- [WHAT THIS TASK INVOLVES]: Without including any images, repeat the data exactly.

- [EXTRACTED DATA]:
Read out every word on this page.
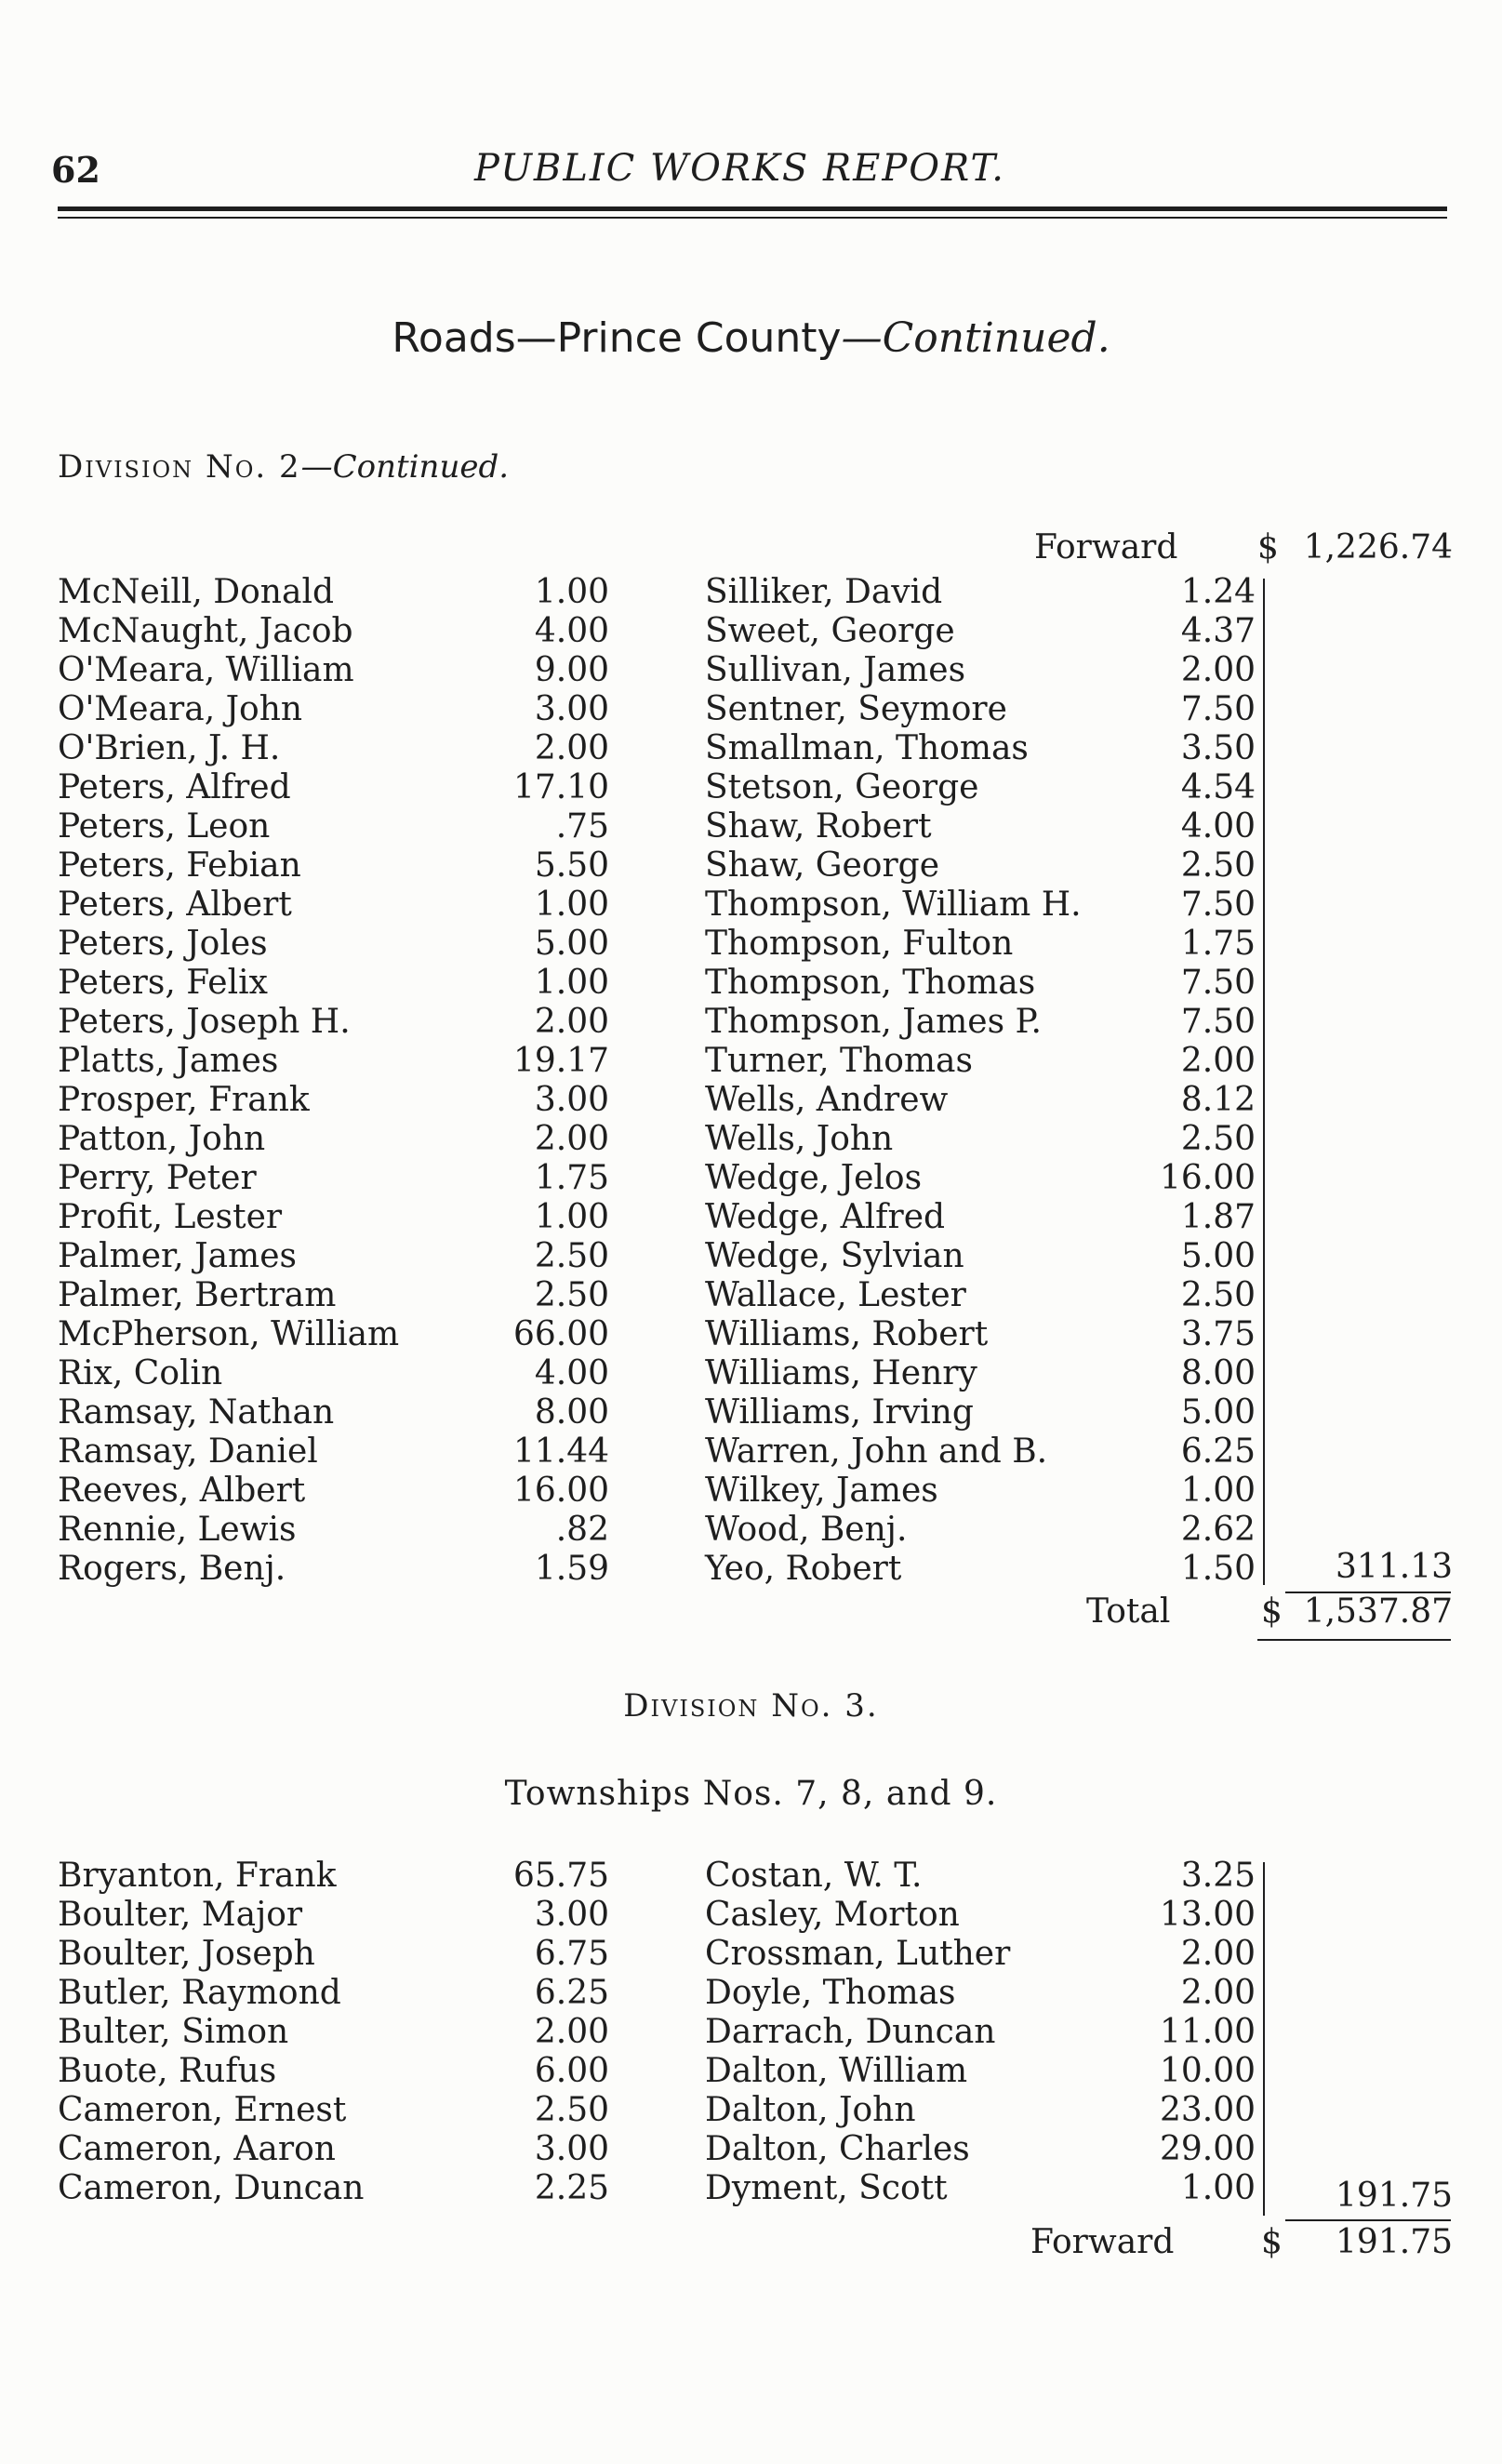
62	PUBLIC WORKS REPORT.
Roads—Prince County—Continued.
Division No. 2—Continued.
Forward $ 1,226.74
McNeill, Donald	1.00	Silliker, David	1.24
McNaught, Jacob	4.00	Sweet, George	4.37
O'Meara, William	9.00	Sullivan, James	2.00
O'Meara, John	3.00	Sentner, Seymore	7.50
O'Brien, J. H.	2.00	Smallman, Thomas	3.50
Peters, Alfred	17.10	Stetson, George	4.54
Peters, Leon	.75	Shaw, Robert	4.00
Peters, Febian	5.50	Shaw, George	2.50
Peters, Albert	1.00	Thompson, William H.	7.50
Peters, Joles	5.00	Thompson, Fulton	1.75
Peters, Felix	1.00	Thompson, Thomas	7.50
Peters, Joseph H.	2.00	Thompson, James P.	7.50
Platts, James	19.17	Turner, Thomas	2.00
Prosper, Frank	3.00	Wells, Andrew	8.12
Patton, John	2.00	Wells, John	2.50
Perry, Peter	1.75	Wedge, Jelos	16.00
Profit, Lester	1.00	Wedge, Alfred	1.87
Palmer, James	2.50	Wedge, Sylvian	5.00
Palmer, Bertram	2.50	Wallace, Lester	2.50
McPherson, William	66.00	Williams, Robert	3.75
Rix, Colin	4.00	Williams, Henry	8.00
Ramsay, Nathan	8.00	Williams, Irving	5.00
Ramsay, Daniel	11.44	Warren, John and B.	6.25
Reeves, Albert	16.00	Wilkey, James	1.00
Rennie, Lewis	.82	Wood, Benj.	2.62
Rogers, Benj.	1.59	Yeo, Robert	1.50	311.13
Total	$ 1,537.87
Division No. 3.
Townships Nos. 7, 8, and 9.
Bryanton, Frank	65.75	Costan, W. T.	3.25
Boulter, Major	3.00	Casley, Morton	13.00
Boulter, Joseph	6.75	Crossman, Luther	2.00
Butler, Raymond	6.25	Doyle, Thomas	2.00
Bulter, Simon	2.00	Darrach, Duncan	11.00
Buote, Rufus	6.00	Dalton, William	10.00
Cameron, Ernest	2.50	Dalton, John	23.00
Cameron, Aaron	3.00	Dalton, Charles	29.00
Cameron, Duncan	2.25	Dyment, Scott	1.00	191.75
Forward	$	191.75
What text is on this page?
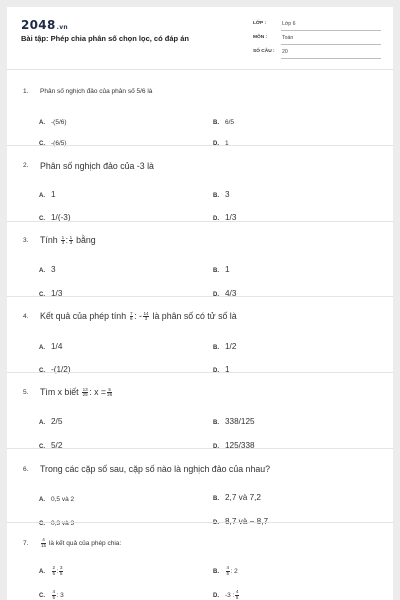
2048.vn
Bài tập: Phép chia phân số chọn lọc, có đáp án
LỚP :	Lớp 6
MÔN :	Toán
SỐ CÂU : 20
1. Phân số nghịch đảo của phân số 5/6 là
A. -(5/6)	B. 6/5
C. -(6/5)	D. 1
2. Phân số nghịch đảo của -3 là
A. 1	B. 3
C. 1/(-3)	D. 1/3
3. Tính $\frac{1}{3}$ : $\frac{1}{3}$ bằng
A. 3	B. 1
C. 1/3	D. 4/3
4. Kết quả của phép tính $\frac{7}{6}$ : - $\frac{14}{3}$ là phân số có tử số là
A. 1/4	B. 1/2
C. -(1/2)	D. 1
5. Tìm x biết $\frac{13}{25}$ : $x = \frac{5}{26}$
A. 2/5	B. 338/125
C. 5/2	D. 125/338
6. Trong các cặp số sau, cặp số nào là nghịch đảo của nhau?
A. 0,5 và 2	B. 2,7 và 7,2
C. 0,3 và 3	D. 8,7 và − 8,7
7.	$\frac{4}{15}$ là kết quả của phép chia:
A. $\frac{2}{5}$ : $\frac{3}{5}$	B. $\frac{4}{5}$ : 2
C. $\frac{4}{5}$ : 3	D. -3 : $\frac{4}{5}$
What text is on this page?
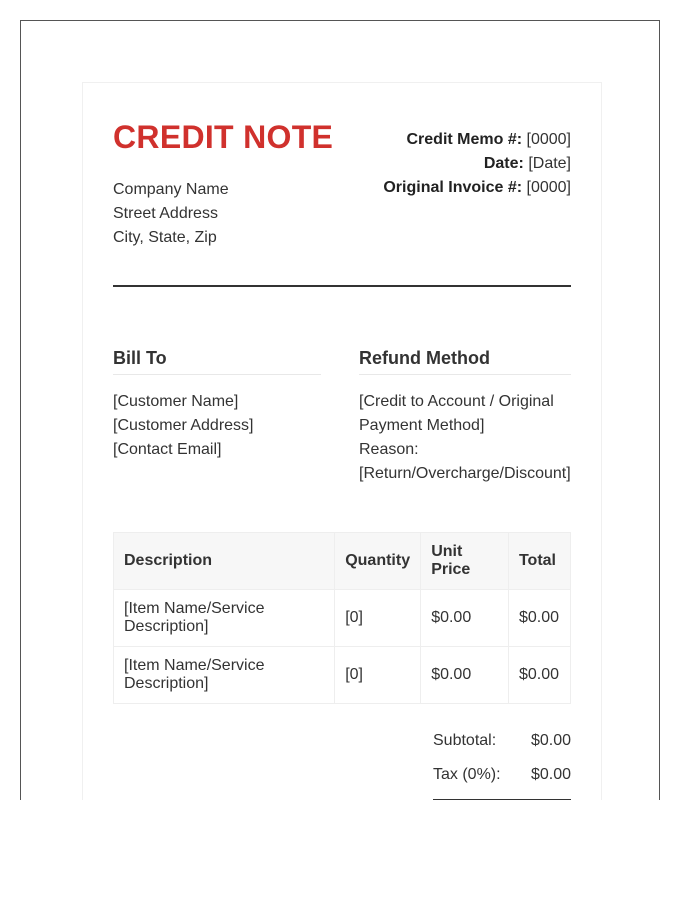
CREDIT NOTE
Company Name
Street Address
City, State, Zip
Credit Memo #: [0000]
Date: [Date]
Original Invoice #: [0000]
Bill To
[Customer Name]
[Customer Address]
[Contact Email]
Refund Method
[Credit to Account / Original
Payment Method]
Reason:
[Return/Overcharge/Discount]
Description	Quantity	Unit Price	Total
[Item Name/Service Description]	[0]	$0.00	$0.00
[Item Name/Service Description]	[0]	$0.00	$0.00
Subtotal: $0.00
Tax (0%): $0.00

- [TASK SOLUTION]:
Read out every word on this page.
62	PUBLIC WORKS REPORT.
Roads—Prince County—Continued.
Division No. 2—Continued.
Forward $ 1,226.74
McNeill, Donald	1.00	Silliker, David	1.24
McNaught, Jacob	4.00	Sweet, George	4.37
O'Meara, William	9.00	Sullivan, James	2.00
O'Meara, John	3.00	Sentner, Seymore	7.50
O'Brien, J. H.	2.00	Smallman, Thomas	3.50
Peters, Alfred	17.10	Stetson, George	4.54
Peters, Leon	.75	Shaw, Robert	4.00
Peters, Febian	5.50	Shaw, George	2.50
Peters, Albert	1.00	Thompson, William H.	7.50
Peters, Joles	5.00	Thompson, Fulton	1.75
Peters, Felix	1.00	Thompson, Thomas	7.50
Peters, Joseph H.	2.00	Thompson, James P.	7.50
Platts, James	19.17	Turner, Thomas	2.00
Prosper, Frank	3.00	Wells, Andrew	8.12
Patton, John	2.00	Wells, John	2.50
Perry, Peter	1.75	Wedge, Jelos	16.00
Profit, Lester	1.00	Wedge, Alfred	1.87
Palmer, James	2.50	Wedge, Sylvian	5.00
Palmer, Bertram	2.50	Wallace, Lester	2.50
McPherson, William	66.00	Williams, Robert	3.75
Rix, Colin	4.00	Williams, Henry	8.00
Ramsay, Nathan	8.00	Williams, Irving	5.00
Ramsay, Daniel	11.44	Warren, John and B.	6.25
Reeves, Albert	16.00	Wilkey, James	1.00
Rennie, Lewis	.82	Wood, Benj.	2.62
Rogers, Benj.	1.59	Yeo, Robert	1.50	311.13
Total	$ 1,537.87
Division No. 3.
Townships Nos. 7, 8, and 9.
Bryanton, Frank	65.75	Costan, W. T.	3.25
Boulter, Major	3.00	Casley, Morton	13.00
Boulter, Joseph	6.75	Crossman, Luther	2.00
Butler, Raymond	6.25	Doyle, Thomas	2.00
Bulter, Simon	2.00	Darrach, Duncan	11.00
Buote, Rufus	6.00	Dalton, William	10.00
Cameron, Ernest	2.50	Dalton, John	23.00
Cameron, Aaron	3.00	Dalton, Charles	29.00
Cameron, Duncan	2.25	Dyment, Scott	1.00	191.75
Forward	$	191.75
What text is on this page?
2048.vn
Bài tập: Phép chia phân số chọn lọc, có đáp án
LỚP :	Lớp 6
MÔN :	Toán
SỐ CÂU : 20
1. Phân số nghịch đảo của phân số 5/6 là
A. -(5/6)	B. 6/5
C. -(6/5)	D. 1
2. Phân số nghịch đảo của -3 là
A. 1	B. 3
C. 1/(-3)	D. 1/3
3. Tính $\frac{1}{3}$ : $\frac{1}{3}$ bằng
A. 3	B. 1
C. 1/3	D. 4/3
4. Kết quả của phép tính $\frac{7}{6}$ : - $\frac{14}{3}$ là phân số có tử số là
A. 1/4	B. 1/2
C. -(1/2)	D. 1
5. Tìm x biết $\frac{13}{25}$ : $x = \frac{5}{26}$
A. 2/5	B. 338/125
C. 5/2	D. 125/338
6. Trong các cặp số sau, cặp số nào là nghịch đảo của nhau?
A. 0,5 và 2	B. 2,7 và 7,2
C. 0,3 và 3	D. 8,7 và − 8,7
7.	$\frac{4}{15}$ là kết quả của phép chia:
A. $\frac{2}{5}$ : $\frac{3}{5}$	B. $\frac{4}{5}$ : 2
C. $\frac{4}{5}$ : 3	D. -3 : $\frac{4}{5}$
What text is on this page?
CREDIT NOTE
Company Name
Street Address
City, State, Zip
Credit Memo #: [0000]
Date: [Date]
Original Invoice #: [0000]
Bill To
[Customer Name]
[Customer Address]
[Contact Email]
Refund Method
[Credit to Account / Original
Payment Method]
Reason:
[Return/Overcharge/Discount]
Description	Quantity	Unit Price	Total
[Item Name/Service Description]	[0]	$0.00	$0.00
[Item Name/Service Description]	[0]	$0.00	$0.00
Subtotal: $0.00
Tax (0%): $0.00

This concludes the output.